**Instructions to follow:** Scan each line of the records for the word "checkmark" and extract the ones that have it.

**Recorded data:**
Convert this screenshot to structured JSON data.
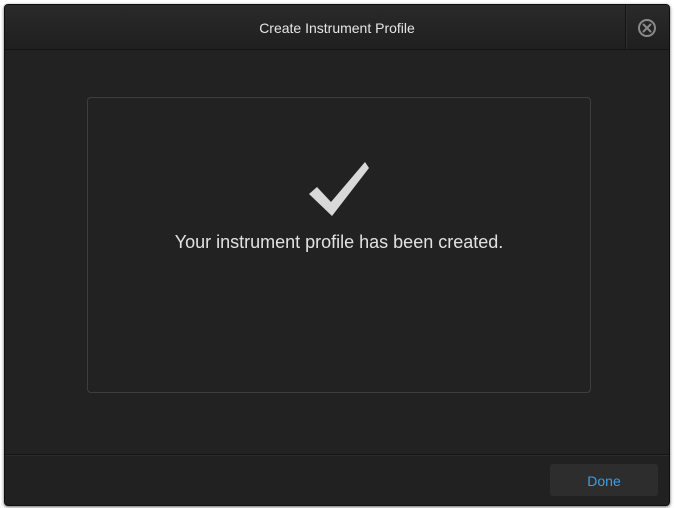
{
  "dialog": {
    "title": "Create Instrument Profile",
    "close_icon": "close-circle-icon",
    "content": {
      "icon": "checkmark-icon",
      "message": "Your instrument profile has been created."
    },
    "footer": {
      "done_label": "Done"
    }
  },
  "colors": {
    "background": "#222222",
    "title_text": "#e6e6e6",
    "accent_blue": "#3c9ee5",
    "checkmark": "#d9d9d9"
  }
}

**Exercise answer:**
      "icon": "checkmark-icon",
    "checkmark": "#d9d9d9"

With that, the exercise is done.